*EXERCISES:*
**1.** Using the forum answer on mapping functions to memory address ranges, answer these:
(a) On ARM instruction sets, what may follow a function's return instruction?
(b) What value does the function `three` return?
(c) Which optimization flag is passed to arm-none-eabi-gcc?
**2.** Pick up the forum answer on mapping functions to memory address ranges after its last line, and keep writing in the same style.

======== EXCERPT PROVIDED

If this is not what you were asking then you need to re-write your question or edit it so we can understand what you are actually asking.
Edit
I would like to know if there is a map between a function and the range of memory address used by it ?
In general no. The term function implies but is not limited to high level languages like C, etc. Where the machine code clearly has no clue nor should it and well optimized code does not necessarily have a single exit point from the function, much less a return marking the end. For architectures like the various arm instruction sets the return instruction is not the end of the "function", there is pool data that may follow.
But let's look at what gcc does.
unsigned int one ( unsigned int x )
{
return(x+1);
}
unsigned int two ( void )
{
return(one(2));
}
unsigned int three ( void )
{
return(3);
}
arm-none-eabi-gcc -O2 -S so.c
cat so.s
.cpu arm7tdmi
.eabi_attribute 20, 1
.eabi_attribute 21, 1
.eabi_attribute 23, 3
.eabi_attribute 24, 1
.eabi_attribute 25, 1
.eabi_attribute 26, 1
.eabi_attribute 30, 2
.eabi_attribute 34, 0
.eabi_attribute 18, 4
.file "so.c"

================
======== INFORMATION SUPPLIED

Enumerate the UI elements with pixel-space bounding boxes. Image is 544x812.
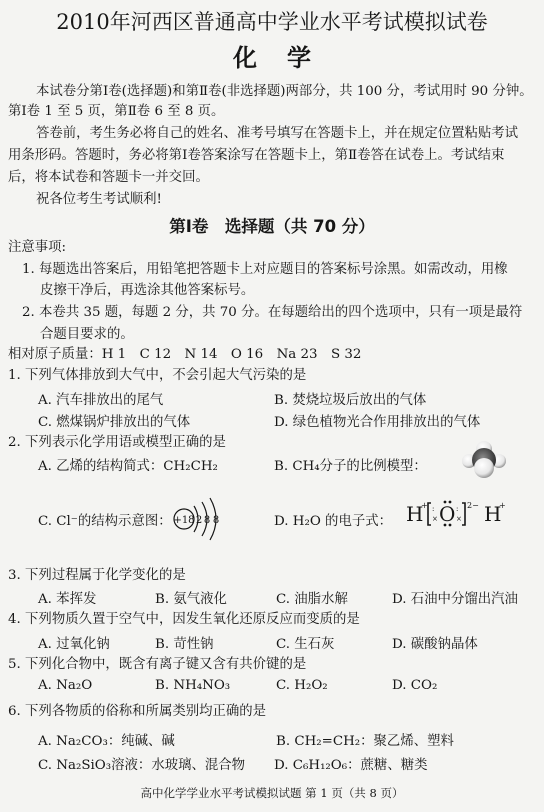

================

*THE RESPONSES:*
**1.**
(a) Pool data.
(b) 3.
(c) -O2.

**2.**
.text
.align 2
.global one
.arch armv4t
.syntax unified
.arm
.fpu softvfp
.type one, %function
one:
# Function supports interworking.
# args = 0, pretend = 0, frame = 0
# frame_needed = 0, uses_anonymous_args = 0
# link register save eliminated.
add r0, r0, #1
bx lr
.size one, .-one
.align 2
.global two
.syntax unified
.arm
.fpu softvfp
.type two, %function
two:
# Function supports interworking.
# args = 0, pretend = 0, frame = 0
# frame_needed = 0, uses_anonymous_args = 0
# link register save eliminated.
mov r0, #3
bx lr
.size two, .-two
.align 2
.global three
.syntax unified
.arm
.fpu softvfp
.type three, %function
three:
# Function supports interworking.
# args = 0, pretend = 0, frame = 0
# frame_needed = 0, uses_anonymous_args = 0
# link register save eliminated.
mov r0, #3
bx lr
.size three, .-three
.ident "GCC: (GNU) 10.2.0"
we see this is being placed in the file, but what does it do?
.size three, .-three
One reference says this is used so that the linker can remove the function if it is not used. And I have seen that feature in play so good to know (you could have looked this up just as easily as I did)
So in that context the info is there and you can extract it (lesson for the reader).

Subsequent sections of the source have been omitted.